# start of EXERCISE MATERIAL

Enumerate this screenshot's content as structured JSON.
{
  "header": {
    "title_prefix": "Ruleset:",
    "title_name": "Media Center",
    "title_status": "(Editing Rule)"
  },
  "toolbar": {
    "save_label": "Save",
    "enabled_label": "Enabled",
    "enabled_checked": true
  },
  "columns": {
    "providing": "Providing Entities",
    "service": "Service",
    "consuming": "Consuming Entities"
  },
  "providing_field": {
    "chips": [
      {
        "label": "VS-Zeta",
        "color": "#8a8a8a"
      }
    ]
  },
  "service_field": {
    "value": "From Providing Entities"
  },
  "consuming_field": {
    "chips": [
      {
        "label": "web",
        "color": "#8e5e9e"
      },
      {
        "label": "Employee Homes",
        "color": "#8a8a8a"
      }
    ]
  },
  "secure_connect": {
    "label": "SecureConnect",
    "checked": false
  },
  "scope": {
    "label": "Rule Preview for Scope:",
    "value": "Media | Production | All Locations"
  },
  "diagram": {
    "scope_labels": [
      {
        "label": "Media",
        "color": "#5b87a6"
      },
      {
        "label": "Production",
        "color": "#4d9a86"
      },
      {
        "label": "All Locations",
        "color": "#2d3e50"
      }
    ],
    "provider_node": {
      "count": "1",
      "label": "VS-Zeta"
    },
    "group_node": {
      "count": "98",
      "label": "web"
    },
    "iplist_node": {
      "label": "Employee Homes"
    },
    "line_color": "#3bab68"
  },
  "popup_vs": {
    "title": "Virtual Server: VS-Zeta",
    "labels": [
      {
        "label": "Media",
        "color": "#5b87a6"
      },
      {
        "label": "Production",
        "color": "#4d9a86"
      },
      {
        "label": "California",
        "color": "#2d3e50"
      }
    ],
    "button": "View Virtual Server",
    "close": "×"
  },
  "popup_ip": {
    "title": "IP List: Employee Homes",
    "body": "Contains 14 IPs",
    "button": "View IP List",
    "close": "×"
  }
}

# end of EXERCISE MATERIAL

GOAL. Reproduce the material in full, with no word added or dropped.

THE ANSWER.
Enumerate this screenshot's content as structured JSON.
{
  "header": {
    "title_prefix": "Ruleset:",
    "title_name": "Media Center",
    "title_status": "(Editing Rule)"
  },
  "toolbar": {
    "save_label": "Save",
    "enabled_label": "Enabled",
    "enabled_checked": true
  },
  "columns": {
    "providing": "Providing Entities",
    "service": "Service",
    "consuming": "Consuming Entities"
  },
  "providing_field": {
    "chips": [
      {
        "label": "VS-Zeta",
        "color": "#8a8a8a"
      }
    ]
  },
  "service_field": {
    "value": "From Providing Entities"
  },
  "consuming_field": {
    "chips": [
      {
        "label": "web",
        "color": "#8e5e9e"
      },
      {
        "label": "Employee Homes",
        "color": "#8a8a8a"
      }
    ]
  },
  "secure_connect": {
    "label": "SecureConnect",
    "checked": false
  },
  "scope": {
    "label": "Rule Preview for Scope:",
    "value": "Media | Production | All Locations"
  },
  "diagram": {
    "scope_labels": [
      {
        "label": "Media",
        "color": "#5b87a6"
      },
      {
        "label": "Production",
        "color": "#4d9a86"
      },
      {
        "label": "All Locations",
        "color": "#2d3e50"
      }
    ],
    "provider_node": {
      "count": "1",
      "label": "VS-Zeta"
    },
    "group_node": {
      "count": "98",
      "label": "web"
    },
    "iplist_node": {
      "label": "Employee Homes"
    },
    "line_color": "#3bab68"
  },
  "popup_vs": {
    "title": "Virtual Server: VS-Zeta",
    "labels": [
      {
        "label": "Media",
        "color": "#5b87a6"
      },
      {
        "label": "Production",
        "color": "#4d9a86"
      },
      {
        "label": "California",
        "color": "#2d3e50"
      }
    ],
    "button": "View Virtual Server",
    "close": "×"
  },
  "popup_ip": {
    "title": "IP List: Employee Homes",
    "body": "Contains 14 IPs",
    "button": "View IP List",
    "close": "×"
  }
}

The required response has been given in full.